What is asked -
Can you output the records below exactly as they are written?

+---+

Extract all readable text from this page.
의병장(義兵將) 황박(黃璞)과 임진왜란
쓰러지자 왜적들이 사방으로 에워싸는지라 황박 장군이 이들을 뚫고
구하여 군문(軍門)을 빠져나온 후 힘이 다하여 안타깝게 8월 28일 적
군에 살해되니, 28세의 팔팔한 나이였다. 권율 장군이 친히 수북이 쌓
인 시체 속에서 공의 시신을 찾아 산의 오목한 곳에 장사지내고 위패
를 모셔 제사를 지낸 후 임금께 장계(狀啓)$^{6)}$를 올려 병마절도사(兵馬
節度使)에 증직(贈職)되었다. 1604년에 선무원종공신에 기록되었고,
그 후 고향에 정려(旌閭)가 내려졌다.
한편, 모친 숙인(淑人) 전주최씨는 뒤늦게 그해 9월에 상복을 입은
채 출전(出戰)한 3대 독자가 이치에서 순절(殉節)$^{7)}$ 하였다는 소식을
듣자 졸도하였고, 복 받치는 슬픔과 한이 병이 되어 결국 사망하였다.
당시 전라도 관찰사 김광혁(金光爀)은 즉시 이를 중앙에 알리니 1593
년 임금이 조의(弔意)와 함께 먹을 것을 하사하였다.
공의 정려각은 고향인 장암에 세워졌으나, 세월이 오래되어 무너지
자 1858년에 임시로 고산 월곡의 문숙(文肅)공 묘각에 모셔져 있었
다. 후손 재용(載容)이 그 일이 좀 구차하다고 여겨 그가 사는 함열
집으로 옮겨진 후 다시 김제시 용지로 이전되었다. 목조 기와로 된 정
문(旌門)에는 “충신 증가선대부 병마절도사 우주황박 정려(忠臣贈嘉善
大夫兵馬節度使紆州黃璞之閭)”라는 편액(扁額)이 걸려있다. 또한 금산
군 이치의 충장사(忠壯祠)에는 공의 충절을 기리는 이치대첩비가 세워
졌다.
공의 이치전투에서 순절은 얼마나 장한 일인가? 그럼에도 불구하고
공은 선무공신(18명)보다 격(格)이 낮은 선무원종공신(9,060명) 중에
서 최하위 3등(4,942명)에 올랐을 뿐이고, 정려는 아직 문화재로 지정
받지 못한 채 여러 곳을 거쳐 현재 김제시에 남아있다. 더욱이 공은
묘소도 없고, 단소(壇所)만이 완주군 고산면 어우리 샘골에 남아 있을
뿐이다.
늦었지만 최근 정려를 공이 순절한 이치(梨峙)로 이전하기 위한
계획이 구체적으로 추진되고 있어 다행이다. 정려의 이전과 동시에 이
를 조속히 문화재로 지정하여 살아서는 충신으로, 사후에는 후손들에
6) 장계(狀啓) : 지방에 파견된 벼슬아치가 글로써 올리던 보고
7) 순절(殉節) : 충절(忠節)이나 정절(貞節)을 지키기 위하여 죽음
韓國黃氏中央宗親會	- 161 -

+---+

Solved exercise -
Extract all readable text from this page.
의병장(義兵將) 황박(黃璞)과 임진왜란
쓰러지자 왜적들이 사방으로 에워싸는지라 황박 장군이 이들을 뚫고
구하여 군문(軍門)을 빠져나온 후 힘이 다하여 안타깝게 8월 28일 적
군에 살해되니, 28세의 팔팔한 나이였다. 권율 장군이 친히 수북이 쌓
인 시체 속에서 공의 시신을 찾아 산의 오목한 곳에 장사지내고 위패
를 모셔 제사를 지낸 후 임금께 장계(狀啓)$^{6)}$를 올려 병마절도사(兵馬
節度使)에 증직(贈職)되었다. 1604년에 선무원종공신에 기록되었고,
그 후 고향에 정려(旌閭)가 내려졌다.
한편, 모친 숙인(淑人) 전주최씨는 뒤늦게 그해 9월에 상복을 입은
채 출전(出戰)한 3대 독자가 이치에서 순절(殉節)$^{7)}$ 하였다는 소식을
듣자 졸도하였고, 복 받치는 슬픔과 한이 병이 되어 결국 사망하였다.
당시 전라도 관찰사 김광혁(金光爀)은 즉시 이를 중앙에 알리니 1593
년 임금이 조의(弔意)와 함께 먹을 것을 하사하였다.
공의 정려각은 고향인 장암에 세워졌으나, 세월이 오래되어 무너지
자 1858년에 임시로 고산 월곡의 문숙(文肅)공 묘각에 모셔져 있었
다. 후손 재용(載容)이 그 일이 좀 구차하다고 여겨 그가 사는 함열
집으로 옮겨진 후 다시 김제시 용지로 이전되었다. 목조 기와로 된 정
문(旌門)에는 “충신 증가선대부 병마절도사 우주황박 정려(忠臣贈嘉善
大夫兵馬節度使紆州黃璞之閭)”라는 편액(扁額)이 걸려있다. 또한 금산
군 이치의 충장사(忠壯祠)에는 공의 충절을 기리는 이치대첩비가 세워
졌다.
공의 이치전투에서 순절은 얼마나 장한 일인가? 그럼에도 불구하고
공은 선무공신(18명)보다 격(格)이 낮은 선무원종공신(9,060명) 중에
서 최하위 3등(4,942명)에 올랐을 뿐이고, 정려는 아직 문화재로 지정
받지 못한 채 여러 곳을 거쳐 현재 김제시에 남아있다. 더욱이 공은
묘소도 없고, 단소(壇所)만이 완주군 고산면 어우리 샘골에 남아 있을
뿐이다.
늦었지만 최근 정려를 공이 순절한 이치(梨峙)로 이전하기 위한
계획이 구체적으로 추진되고 있어 다행이다. 정려의 이전과 동시에 이
를 조속히 문화재로 지정하여 살아서는 충신으로, 사후에는 후손들에
6) 장계(狀啓) : 지방에 파견된 벼슬아치가 글로써 올리던 보고
7) 순절(殉節) : 충절(忠節)이나 정절(貞節)을 지키기 위하여 죽음
韓國黃氏中央宗親會	- 161 -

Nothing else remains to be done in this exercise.